[Begin]
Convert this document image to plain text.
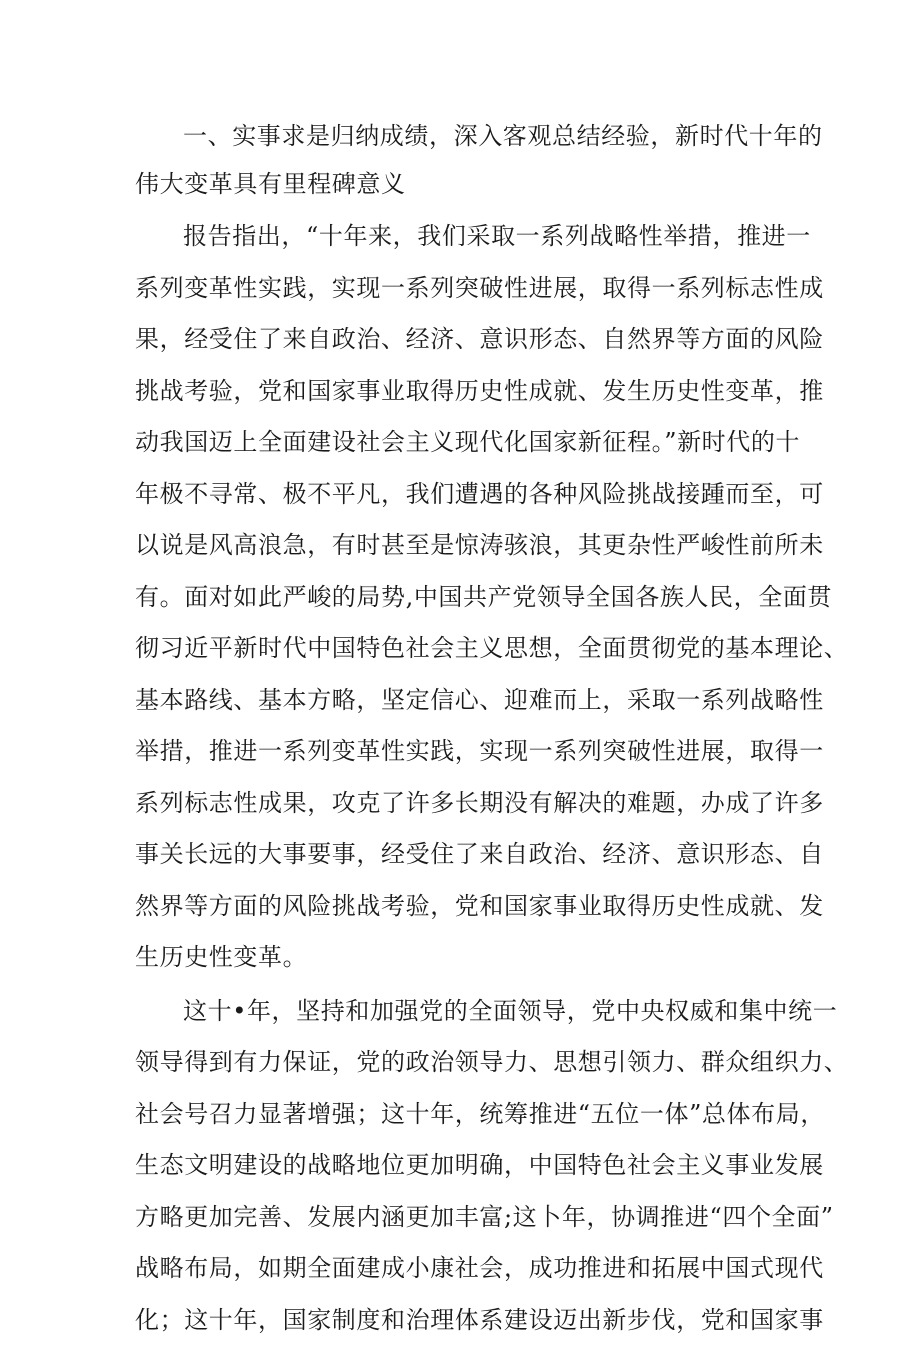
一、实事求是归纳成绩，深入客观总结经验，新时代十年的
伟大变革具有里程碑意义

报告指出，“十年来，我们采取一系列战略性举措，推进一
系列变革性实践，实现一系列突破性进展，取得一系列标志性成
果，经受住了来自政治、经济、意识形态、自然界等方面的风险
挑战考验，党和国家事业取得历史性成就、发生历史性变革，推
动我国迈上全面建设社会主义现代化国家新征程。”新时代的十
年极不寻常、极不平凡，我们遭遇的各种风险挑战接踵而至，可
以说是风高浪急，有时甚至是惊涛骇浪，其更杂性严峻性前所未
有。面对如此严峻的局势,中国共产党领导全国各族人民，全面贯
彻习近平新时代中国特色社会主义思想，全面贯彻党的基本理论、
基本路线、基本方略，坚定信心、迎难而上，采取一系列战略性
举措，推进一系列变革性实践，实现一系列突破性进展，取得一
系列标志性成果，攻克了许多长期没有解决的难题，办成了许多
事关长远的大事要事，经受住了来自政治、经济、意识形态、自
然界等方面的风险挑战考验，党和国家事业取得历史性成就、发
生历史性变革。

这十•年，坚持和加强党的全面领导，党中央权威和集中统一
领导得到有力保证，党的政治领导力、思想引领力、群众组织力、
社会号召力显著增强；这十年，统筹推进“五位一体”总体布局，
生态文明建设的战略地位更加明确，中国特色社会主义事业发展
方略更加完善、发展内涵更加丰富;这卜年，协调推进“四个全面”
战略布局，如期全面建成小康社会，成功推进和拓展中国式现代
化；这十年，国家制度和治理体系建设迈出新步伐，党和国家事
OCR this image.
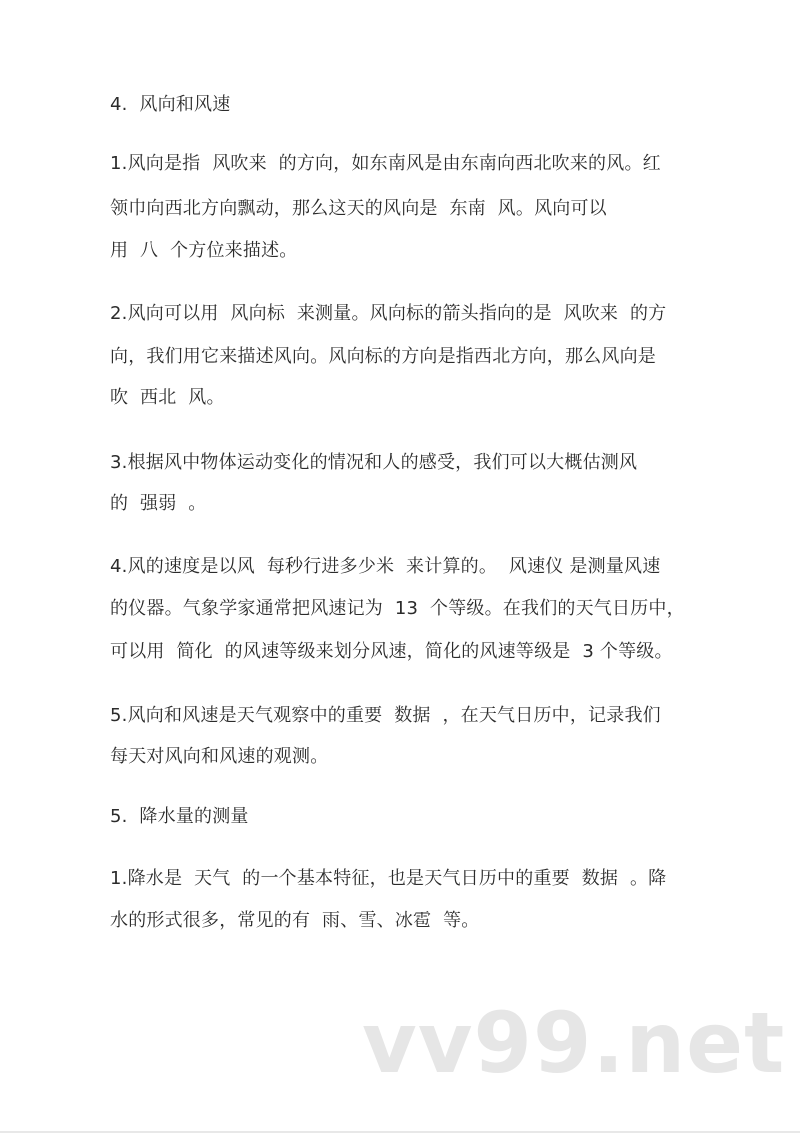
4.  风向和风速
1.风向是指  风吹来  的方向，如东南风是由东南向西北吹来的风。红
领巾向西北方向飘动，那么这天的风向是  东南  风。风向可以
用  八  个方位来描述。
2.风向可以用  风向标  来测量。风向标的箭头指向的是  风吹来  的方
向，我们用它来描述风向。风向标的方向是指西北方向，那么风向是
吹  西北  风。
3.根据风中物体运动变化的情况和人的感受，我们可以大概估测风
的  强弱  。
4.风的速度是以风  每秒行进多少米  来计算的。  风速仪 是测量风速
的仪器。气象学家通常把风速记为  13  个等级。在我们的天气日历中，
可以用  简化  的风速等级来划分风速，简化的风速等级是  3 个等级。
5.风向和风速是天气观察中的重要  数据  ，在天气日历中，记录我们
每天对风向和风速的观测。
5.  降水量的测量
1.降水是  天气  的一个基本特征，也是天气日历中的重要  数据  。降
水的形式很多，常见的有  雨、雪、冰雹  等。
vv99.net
[End]
» **Job**:
Quote the data above in full, leaving out the pictures it holds.

» **Task output**:
Convert this document image to plain text.
一、实事求是归纳成绩，深入客观总结经验，新时代十年的
伟大变革具有里程碑意义

报告指出，“十年来，我们采取一系列战略性举措，推进一
系列变革性实践，实现一系列突破性进展，取得一系列标志性成
果，经受住了来自政治、经济、意识形态、自然界等方面的风险
挑战考验，党和国家事业取得历史性成就、发生历史性变革，推
动我国迈上全面建设社会主义现代化国家新征程。”新时代的十
年极不寻常、极不平凡，我们遭遇的各种风险挑战接踵而至，可
以说是风高浪急，有时甚至是惊涛骇浪，其更杂性严峻性前所未
有。面对如此严峻的局势,中国共产党领导全国各族人民，全面贯
彻习近平新时代中国特色社会主义思想，全面贯彻党的基本理论、
基本路线、基本方略，坚定信心、迎难而上，采取一系列战略性
举措，推进一系列变革性实践，实现一系列突破性进展，取得一
系列标志性成果，攻克了许多长期没有解决的难题，办成了许多
事关长远的大事要事，经受住了来自政治、经济、意识形态、自
然界等方面的风险挑战考验，党和国家事业取得历史性成就、发
生历史性变革。

这十•年，坚持和加强党的全面领导，党中央权威和集中统一
领导得到有力保证，党的政治领导力、思想引领力、群众组织力、
社会号召力显著增强；这十年，统筹推进“五位一体”总体布局，
生态文明建设的战略地位更加明确，中国特色社会主义事业发展
方略更加完善、发展内涵更加丰富;这卜年，协调推进“四个全面”
战略布局，如期全面建成小康社会，成功推进和拓展中国式现代
化；这十年，国家制度和治理体系建设迈出新步伐，党和国家事
OCR this image.
4.  风向和风速
1.风向是指  风吹来  的方向，如东南风是由东南向西北吹来的风。红
领巾向西北方向飘动，那么这天的风向是  东南  风。风向可以
用  八  个方位来描述。
2.风向可以用  风向标  来测量。风向标的箭头指向的是  风吹来  的方
向，我们用它来描述风向。风向标的方向是指西北方向，那么风向是
吹  西北  风。
3.根据风中物体运动变化的情况和人的感受，我们可以大概估测风
的  强弱  。
4.风的速度是以风  每秒行进多少米  来计算的。  风速仪 是测量风速
的仪器。气象学家通常把风速记为  13  个等级。在我们的天气日历中，
可以用  简化  的风速等级来划分风速，简化的风速等级是  3 个等级。
5.风向和风速是天气观察中的重要  数据  ，在天气日历中，记录我们
每天对风向和风速的观测。
5.  降水量的测量
1.降水是  天气  的一个基本特征，也是天气日历中的重要  数据  。降
水的形式很多，常见的有  雨、雪、冰雹  等。
vv99.net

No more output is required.